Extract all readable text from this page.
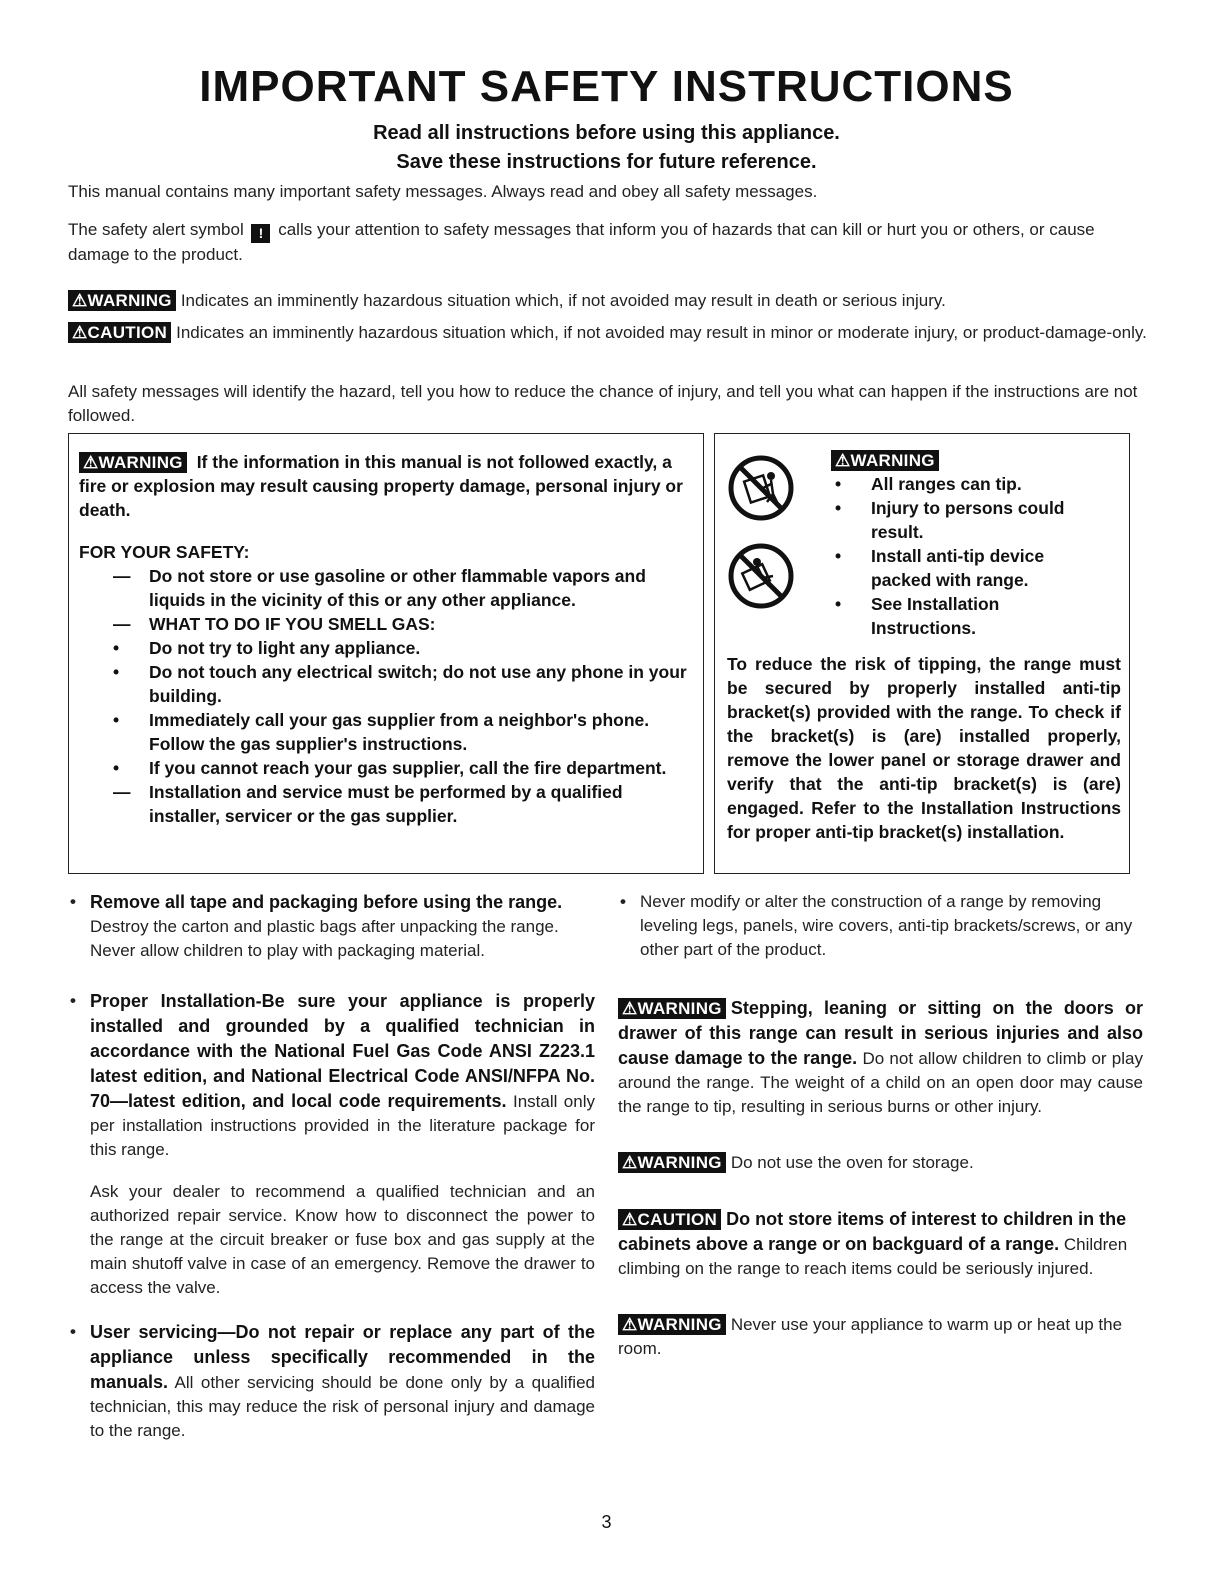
IMPORTANT SAFETY INSTRUCTIONS
Read all instructions before using this appliance.
Save these instructions for future reference.
This manual contains many important safety messages. Always read and obey all safety messages.
The safety alert symbol ! calls your attention to safety messages that inform you of hazards that can kill or hurt you or others, or cause damage to the product.
⚠WARNING Indicates an imminently hazardous situation which, if not avoided may result in death or serious injury.
⚠CAUTION Indicates an imminently hazardous situation which, if not avoided may result in minor or moderate injury, or product-damage-only.
All safety messages will identify the hazard, tell you how to reduce the chance of injury, and tell you what can happen if the instructions are not followed.
⚠WARNING If the information in this manual is not followed exactly, a fire or explosion may result causing property damage, personal injury or death.
FOR YOUR SAFETY:
— Do not store or use gasoline or other flammable vapors and liquids in the vicinity of this or any other appliance.
— WHAT TO DO IF YOU SMELL GAS:
• Do not try to light any appliance.
• Do not touch any electrical switch; do not use any phone in your building.
• Immediately call your gas supplier from a neighbor's phone. Follow the gas supplier's instructions.
• If you cannot reach your gas supplier, call the fire department.
— Installation and service must be performed by a qualified installer, servicer or the gas supplier.
⚠WARNING
• All ranges can tip.
• Injury to persons could result.
• Install anti-tip device packed with range.
• See Installation Instructions.
To reduce the risk of tipping, the range must be secured by properly installed anti-tip bracket(s) provided with the range. To check if the bracket(s) is (are) installed properly, remove the lower panel or storage drawer and verify that the anti-tip bracket(s) is (are) engaged. Refer to the Installation Instructions for proper anti-tip bracket(s) installation.
• Remove all tape and packaging before using the range. Destroy the carton and plastic bags after unpacking the range. Never allow children to play with packaging material.
• Proper Installation-Be sure your appliance is properly installed and grounded by a qualified technician in accordance with the National Fuel Gas Code ANSI Z223.1 latest edition, and National Electrical Code ANSI/NFPA No. 70—latest edition, and local code requirements. Install only per installation instructions provided in the literature package for this range.
Ask your dealer to recommend a qualified technician and an authorized repair service. Know how to disconnect the power to the range at the circuit breaker or fuse box and gas supply at the main shutoff valve in case of an emergency. Remove the drawer to access the valve.
• User servicing—Do not repair or replace any part of the appliance unless specifically recommended in the manuals. All other servicing should be done only by a qualified technician, this may reduce the risk of personal injury and damage to the range.
• Never modify or alter the construction of a range by removing leveling legs, panels, wire covers, anti-tip brackets/screws, or any other part of the product.
⚠WARNING Stepping, leaning or sitting on the doors or drawer of this range can result in serious injuries and also cause damage to the range. Do not allow children to climb or play around the range. The weight of a child on an open door may cause the range to tip, resulting in serious burns or other injury.
⚠WARNING Do not use the oven for storage.
⚠CAUTION Do not store items of interest to children in the cabinets above a range or on backguard of a range. Children climbing on the range to reach items could be seriously injured.
⚠WARNING Never use your appliance to warm up or heat up the room.
3
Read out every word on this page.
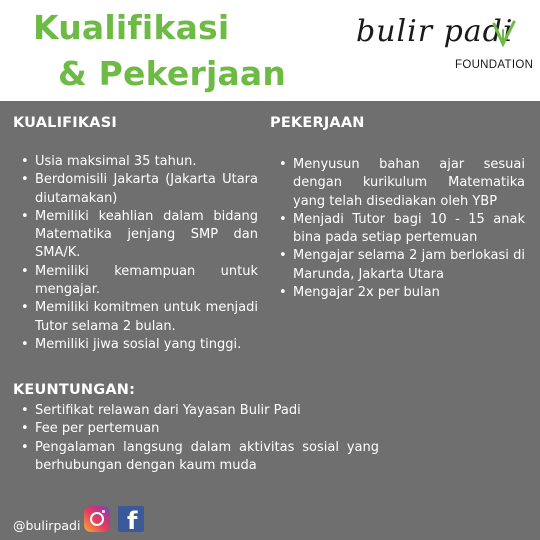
Kualifikasi
& Pekerjaan
bulir padi
FOUNDATION
KUALIFIKASI	PEKERJAAN
• Usia maksimal 35 tahun.
• Berdomisili Jakarta (Jakarta Utara diutamakan)
• Memiliki keahlian dalam bidang Matematika jenjang SMP dan SMA/K.
• Memiliki kemampuan untuk mengajar.
• Memiliki komitmen untuk menjadi Tutor selama 2 bulan.
• Memiliki jiwa sosial yang tinggi.
• Menyusun bahan ajar sesuai dengan kurikulum Matematika yang telah disediakan oleh YBP
• Menjadi Tutor bagi 10 - 15 anak bina pada setiap pertemuan
• Mengajar selama 2 jam berlokasi di Marunda, Jakarta Utara
• Mengajar 2x per bulan
KEUNTUNGAN:
• Sertifikat relawan dari Yayasan Bulir Padi
• Fee per pertemuan
• Pengalaman langsung dalam aktivitas sosial yang berhubungan dengan kaum muda
@bulirpadi f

**What is required:**
Without including any picture, retype the entries exactly.

**Output for this exercise:**
Extract all readable text from this page.
IMPORTANT SAFETY INSTRUCTIONS
Read all instructions before using this appliance.
Save these instructions for future reference.
This manual contains many important safety messages. Always read and obey all safety messages.
The safety alert symbol ! calls your attention to safety messages that inform you of hazards that can kill or hurt you or others, or cause damage to the product.
⚠WARNING Indicates an imminently hazardous situation which, if not avoided may result in death or serious injury.
⚠CAUTION Indicates an imminently hazardous situation which, if not avoided may result in minor or moderate injury, or product-damage-only.
All safety messages will identify the hazard, tell you how to reduce the chance of injury, and tell you what can happen if the instructions are not followed.
⚠WARNING If the information in this manual is not followed exactly, a fire or explosion may result causing property damage, personal injury or death.
FOR YOUR SAFETY:
— Do not store or use gasoline or other flammable vapors and liquids in the vicinity of this or any other appliance.
— WHAT TO DO IF YOU SMELL GAS:
• Do not try to light any appliance.
• Do not touch any electrical switch; do not use any phone in your building.
• Immediately call your gas supplier from a neighbor's phone. Follow the gas supplier's instructions.
• If you cannot reach your gas supplier, call the fire department.
— Installation and service must be performed by a qualified installer, servicer or the gas supplier.
⚠WARNING
• All ranges can tip.
• Injury to persons could result.
• Install anti-tip device packed with range.
• See Installation Instructions.
To reduce the risk of tipping, the range must be secured by properly installed anti-tip bracket(s) provided with the range. To check if the bracket(s) is (are) installed properly, remove the lower panel or storage drawer and verify that the anti-tip bracket(s) is (are) engaged. Refer to the Installation Instructions for proper anti-tip bracket(s) installation.
• Remove all tape and packaging before using the range. Destroy the carton and plastic bags after unpacking the range. Never allow children to play with packaging material.
• Proper Installation-Be sure your appliance is properly installed and grounded by a qualified technician in accordance with the National Fuel Gas Code ANSI Z223.1 latest edition, and National Electrical Code ANSI/NFPA No. 70—latest edition, and local code requirements. Install only per installation instructions provided in the literature package for this range.
Ask your dealer to recommend a qualified technician and an authorized repair service. Know how to disconnect the power to the range at the circuit breaker or fuse box and gas supply at the main shutoff valve in case of an emergency. Remove the drawer to access the valve.
• User servicing—Do not repair or replace any part of the appliance unless specifically recommended in the manuals. All other servicing should be done only by a qualified technician, this may reduce the risk of personal injury and damage to the range.
• Never modify or alter the construction of a range by removing leveling legs, panels, wire covers, anti-tip brackets/screws, or any other part of the product.
⚠WARNING Stepping, leaning or sitting on the doors or drawer of this range can result in serious injuries and also cause damage to the range. Do not allow children to climb or play around the range. The weight of a child on an open door may cause the range to tip, resulting in serious burns or other injury.
⚠WARNING Do not use the oven for storage.
⚠CAUTION Do not store items of interest to children in the cabinets above a range or on backguard of a range. Children climbing on the range to reach items could be seriously injured.
⚠WARNING Never use your appliance to warm up or heat up the room.
3
Read out every word on this page.
Kualifikasi
& Pekerjaan
bulir padi
FOUNDATION
KUALIFIKASI	PEKERJAAN
• Usia maksimal 35 tahun.
• Berdomisili Jakarta (Jakarta Utara diutamakan)
• Memiliki keahlian dalam bidang Matematika jenjang SMP dan SMA/K.
• Memiliki kemampuan untuk mengajar.
• Memiliki komitmen untuk menjadi Tutor selama 2 bulan.
• Memiliki jiwa sosial yang tinggi.
• Menyusun bahan ajar sesuai dengan kurikulum Matematika yang telah disediakan oleh YBP
• Menjadi Tutor bagi 10 - 15 anak bina pada setiap pertemuan
• Mengajar selama 2 jam berlokasi di Marunda, Jakarta Utara
• Mengajar 2x per bulan
KEUNTUNGAN:
• Sertifikat relawan dari Yayasan Bulir Padi
• Fee per pertemuan
• Pengalaman langsung dalam aktivitas sosial yang berhubungan dengan kaum muda
@bulirpadi f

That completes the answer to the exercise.